→ JOB
Determine how many lines contain the string "precipitation" and reply with that number alone.

→ Dataset entries
—————
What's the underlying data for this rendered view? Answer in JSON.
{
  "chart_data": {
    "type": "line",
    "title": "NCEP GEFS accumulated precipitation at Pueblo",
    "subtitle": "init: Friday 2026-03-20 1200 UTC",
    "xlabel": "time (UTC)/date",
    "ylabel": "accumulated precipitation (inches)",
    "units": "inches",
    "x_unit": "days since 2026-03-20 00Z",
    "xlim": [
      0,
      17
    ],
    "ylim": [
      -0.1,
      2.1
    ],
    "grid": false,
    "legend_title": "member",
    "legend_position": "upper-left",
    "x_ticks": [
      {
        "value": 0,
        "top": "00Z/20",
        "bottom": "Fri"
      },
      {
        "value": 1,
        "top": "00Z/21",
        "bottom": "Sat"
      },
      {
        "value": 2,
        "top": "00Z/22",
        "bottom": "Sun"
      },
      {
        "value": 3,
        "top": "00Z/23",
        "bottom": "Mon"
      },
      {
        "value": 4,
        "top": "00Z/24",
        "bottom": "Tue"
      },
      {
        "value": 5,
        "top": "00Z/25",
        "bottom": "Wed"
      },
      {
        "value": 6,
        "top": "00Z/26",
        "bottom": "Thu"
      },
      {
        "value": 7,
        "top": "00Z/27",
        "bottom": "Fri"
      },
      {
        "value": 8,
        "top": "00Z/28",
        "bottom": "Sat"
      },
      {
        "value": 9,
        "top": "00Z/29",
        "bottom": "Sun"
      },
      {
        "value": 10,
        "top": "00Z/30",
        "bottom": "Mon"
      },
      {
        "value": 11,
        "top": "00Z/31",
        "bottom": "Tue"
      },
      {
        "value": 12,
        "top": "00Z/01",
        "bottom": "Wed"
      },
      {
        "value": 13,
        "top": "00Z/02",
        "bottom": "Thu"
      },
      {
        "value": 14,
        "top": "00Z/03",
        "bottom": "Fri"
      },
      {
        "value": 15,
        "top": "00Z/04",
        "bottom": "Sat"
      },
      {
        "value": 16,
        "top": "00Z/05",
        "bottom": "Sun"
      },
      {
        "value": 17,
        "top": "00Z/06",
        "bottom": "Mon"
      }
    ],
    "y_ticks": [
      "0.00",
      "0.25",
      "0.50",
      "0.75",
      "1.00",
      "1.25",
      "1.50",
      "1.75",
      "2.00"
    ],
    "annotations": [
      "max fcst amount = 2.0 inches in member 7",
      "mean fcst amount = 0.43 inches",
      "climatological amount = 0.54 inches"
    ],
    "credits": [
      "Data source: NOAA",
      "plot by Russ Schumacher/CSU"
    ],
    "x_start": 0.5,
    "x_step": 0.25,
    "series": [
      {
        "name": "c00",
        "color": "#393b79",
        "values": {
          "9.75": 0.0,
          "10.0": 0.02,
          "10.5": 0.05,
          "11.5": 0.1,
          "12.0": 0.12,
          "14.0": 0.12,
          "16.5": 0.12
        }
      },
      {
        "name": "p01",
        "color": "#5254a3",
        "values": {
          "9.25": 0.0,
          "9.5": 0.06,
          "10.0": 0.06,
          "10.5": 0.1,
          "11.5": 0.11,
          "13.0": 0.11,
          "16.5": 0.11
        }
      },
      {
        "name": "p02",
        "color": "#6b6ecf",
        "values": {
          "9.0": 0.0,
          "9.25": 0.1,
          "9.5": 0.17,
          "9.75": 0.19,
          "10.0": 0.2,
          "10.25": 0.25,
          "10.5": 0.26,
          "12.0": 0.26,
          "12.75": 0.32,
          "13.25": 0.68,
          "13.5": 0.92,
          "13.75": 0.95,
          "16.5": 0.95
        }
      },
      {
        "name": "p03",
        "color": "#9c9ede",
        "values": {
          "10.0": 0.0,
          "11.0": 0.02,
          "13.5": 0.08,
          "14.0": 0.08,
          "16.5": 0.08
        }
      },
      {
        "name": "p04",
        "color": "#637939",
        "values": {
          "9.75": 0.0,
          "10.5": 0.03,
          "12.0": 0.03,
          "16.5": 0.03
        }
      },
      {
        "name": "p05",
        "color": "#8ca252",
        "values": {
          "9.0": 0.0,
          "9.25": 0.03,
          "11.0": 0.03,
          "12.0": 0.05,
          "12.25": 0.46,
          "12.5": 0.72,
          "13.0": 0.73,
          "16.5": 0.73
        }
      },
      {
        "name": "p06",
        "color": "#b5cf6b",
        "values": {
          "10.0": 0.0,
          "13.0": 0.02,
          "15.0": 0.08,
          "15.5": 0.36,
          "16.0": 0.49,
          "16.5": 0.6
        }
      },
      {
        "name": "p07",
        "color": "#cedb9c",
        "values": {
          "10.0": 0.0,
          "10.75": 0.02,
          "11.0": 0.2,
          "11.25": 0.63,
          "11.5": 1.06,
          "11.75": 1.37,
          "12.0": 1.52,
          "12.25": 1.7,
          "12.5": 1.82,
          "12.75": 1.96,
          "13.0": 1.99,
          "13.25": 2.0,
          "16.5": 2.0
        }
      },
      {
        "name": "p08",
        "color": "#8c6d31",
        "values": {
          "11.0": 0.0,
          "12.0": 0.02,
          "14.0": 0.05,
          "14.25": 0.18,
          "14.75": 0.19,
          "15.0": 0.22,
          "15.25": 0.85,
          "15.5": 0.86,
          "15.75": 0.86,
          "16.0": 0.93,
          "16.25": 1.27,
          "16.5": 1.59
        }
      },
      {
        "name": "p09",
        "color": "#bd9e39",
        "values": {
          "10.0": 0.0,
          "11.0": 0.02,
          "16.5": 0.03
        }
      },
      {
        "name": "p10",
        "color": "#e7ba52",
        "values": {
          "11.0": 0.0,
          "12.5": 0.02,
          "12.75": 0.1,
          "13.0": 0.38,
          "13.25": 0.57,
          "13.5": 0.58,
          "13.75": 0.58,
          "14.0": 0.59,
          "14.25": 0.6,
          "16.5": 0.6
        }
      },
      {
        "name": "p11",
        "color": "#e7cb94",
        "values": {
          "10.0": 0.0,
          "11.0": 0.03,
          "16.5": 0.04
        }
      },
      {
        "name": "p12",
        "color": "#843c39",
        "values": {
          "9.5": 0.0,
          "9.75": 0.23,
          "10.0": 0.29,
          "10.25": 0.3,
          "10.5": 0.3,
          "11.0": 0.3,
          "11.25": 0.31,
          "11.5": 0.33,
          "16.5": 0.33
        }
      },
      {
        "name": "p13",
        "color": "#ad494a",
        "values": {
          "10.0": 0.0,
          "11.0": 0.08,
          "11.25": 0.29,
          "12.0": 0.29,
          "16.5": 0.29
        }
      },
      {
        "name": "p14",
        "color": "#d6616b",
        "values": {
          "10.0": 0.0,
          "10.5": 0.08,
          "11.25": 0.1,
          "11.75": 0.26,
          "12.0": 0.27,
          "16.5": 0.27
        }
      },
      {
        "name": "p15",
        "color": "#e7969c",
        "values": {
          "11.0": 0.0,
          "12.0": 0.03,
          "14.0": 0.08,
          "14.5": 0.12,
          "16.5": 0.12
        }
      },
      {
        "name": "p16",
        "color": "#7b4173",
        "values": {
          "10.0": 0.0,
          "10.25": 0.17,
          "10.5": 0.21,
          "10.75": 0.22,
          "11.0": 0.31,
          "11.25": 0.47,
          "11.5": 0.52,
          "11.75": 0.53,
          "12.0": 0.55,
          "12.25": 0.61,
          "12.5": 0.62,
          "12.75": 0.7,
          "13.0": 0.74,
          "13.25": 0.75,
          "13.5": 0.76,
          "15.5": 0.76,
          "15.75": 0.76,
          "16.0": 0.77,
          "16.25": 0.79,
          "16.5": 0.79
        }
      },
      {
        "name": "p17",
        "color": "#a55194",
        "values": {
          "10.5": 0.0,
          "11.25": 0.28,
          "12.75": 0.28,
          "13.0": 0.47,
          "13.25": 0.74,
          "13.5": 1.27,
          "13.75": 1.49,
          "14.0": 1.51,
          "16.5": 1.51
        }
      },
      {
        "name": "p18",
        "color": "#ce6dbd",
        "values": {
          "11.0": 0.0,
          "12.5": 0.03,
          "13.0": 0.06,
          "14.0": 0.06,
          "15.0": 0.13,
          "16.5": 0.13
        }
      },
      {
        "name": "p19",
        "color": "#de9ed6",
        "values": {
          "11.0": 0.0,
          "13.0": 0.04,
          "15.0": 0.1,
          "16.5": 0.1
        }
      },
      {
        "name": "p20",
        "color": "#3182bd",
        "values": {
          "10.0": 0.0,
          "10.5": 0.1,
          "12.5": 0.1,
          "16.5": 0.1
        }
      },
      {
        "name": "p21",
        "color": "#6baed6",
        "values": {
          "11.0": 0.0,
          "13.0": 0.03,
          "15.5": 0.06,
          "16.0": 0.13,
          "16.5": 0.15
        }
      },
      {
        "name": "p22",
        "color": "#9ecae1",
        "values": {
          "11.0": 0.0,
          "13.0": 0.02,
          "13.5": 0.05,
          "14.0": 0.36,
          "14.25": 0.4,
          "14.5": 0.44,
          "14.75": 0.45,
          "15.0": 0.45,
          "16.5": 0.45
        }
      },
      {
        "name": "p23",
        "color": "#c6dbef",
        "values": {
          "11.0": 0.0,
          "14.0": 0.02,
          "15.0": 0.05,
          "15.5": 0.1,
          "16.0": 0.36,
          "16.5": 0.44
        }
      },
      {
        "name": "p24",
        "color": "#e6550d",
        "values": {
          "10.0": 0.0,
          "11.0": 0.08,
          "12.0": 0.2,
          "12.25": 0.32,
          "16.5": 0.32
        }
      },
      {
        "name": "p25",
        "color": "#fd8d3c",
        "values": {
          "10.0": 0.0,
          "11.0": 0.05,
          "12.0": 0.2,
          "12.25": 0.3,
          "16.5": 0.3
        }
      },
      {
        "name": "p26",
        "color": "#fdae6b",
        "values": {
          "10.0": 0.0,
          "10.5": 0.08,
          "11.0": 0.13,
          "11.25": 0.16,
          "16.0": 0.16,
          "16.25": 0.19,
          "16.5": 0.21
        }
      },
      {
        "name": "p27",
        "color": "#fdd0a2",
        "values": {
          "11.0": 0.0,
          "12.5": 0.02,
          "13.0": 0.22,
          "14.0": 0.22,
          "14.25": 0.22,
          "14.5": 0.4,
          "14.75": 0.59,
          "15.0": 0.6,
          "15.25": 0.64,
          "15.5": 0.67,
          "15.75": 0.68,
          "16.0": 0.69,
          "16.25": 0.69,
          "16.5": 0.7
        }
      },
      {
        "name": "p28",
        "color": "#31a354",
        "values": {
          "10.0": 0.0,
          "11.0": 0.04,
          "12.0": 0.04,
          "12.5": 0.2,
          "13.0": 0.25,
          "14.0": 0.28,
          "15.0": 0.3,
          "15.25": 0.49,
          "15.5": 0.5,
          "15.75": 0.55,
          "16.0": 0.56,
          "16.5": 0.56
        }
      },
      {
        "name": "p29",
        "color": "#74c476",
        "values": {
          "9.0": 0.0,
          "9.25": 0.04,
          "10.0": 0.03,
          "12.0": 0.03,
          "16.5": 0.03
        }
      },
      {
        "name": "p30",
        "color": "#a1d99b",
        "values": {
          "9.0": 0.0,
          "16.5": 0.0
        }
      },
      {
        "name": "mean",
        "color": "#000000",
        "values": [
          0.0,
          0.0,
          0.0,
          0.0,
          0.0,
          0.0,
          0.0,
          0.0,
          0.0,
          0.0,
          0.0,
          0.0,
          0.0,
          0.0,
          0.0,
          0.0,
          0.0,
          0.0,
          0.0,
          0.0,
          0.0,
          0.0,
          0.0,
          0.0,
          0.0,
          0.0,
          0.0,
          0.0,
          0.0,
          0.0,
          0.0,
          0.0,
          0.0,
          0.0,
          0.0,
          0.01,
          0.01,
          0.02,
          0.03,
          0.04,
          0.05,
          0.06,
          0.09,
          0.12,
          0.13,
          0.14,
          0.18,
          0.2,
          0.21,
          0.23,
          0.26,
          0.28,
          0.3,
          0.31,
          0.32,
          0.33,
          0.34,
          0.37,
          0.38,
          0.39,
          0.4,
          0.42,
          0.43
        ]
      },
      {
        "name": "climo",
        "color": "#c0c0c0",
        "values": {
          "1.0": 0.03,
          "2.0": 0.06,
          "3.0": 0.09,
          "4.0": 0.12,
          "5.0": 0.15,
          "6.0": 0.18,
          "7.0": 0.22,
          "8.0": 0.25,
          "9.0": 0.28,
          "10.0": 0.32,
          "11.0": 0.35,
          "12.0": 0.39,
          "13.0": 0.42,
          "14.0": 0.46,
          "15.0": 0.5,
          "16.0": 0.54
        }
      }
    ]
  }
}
—————
→ EXERCISE RESULT
2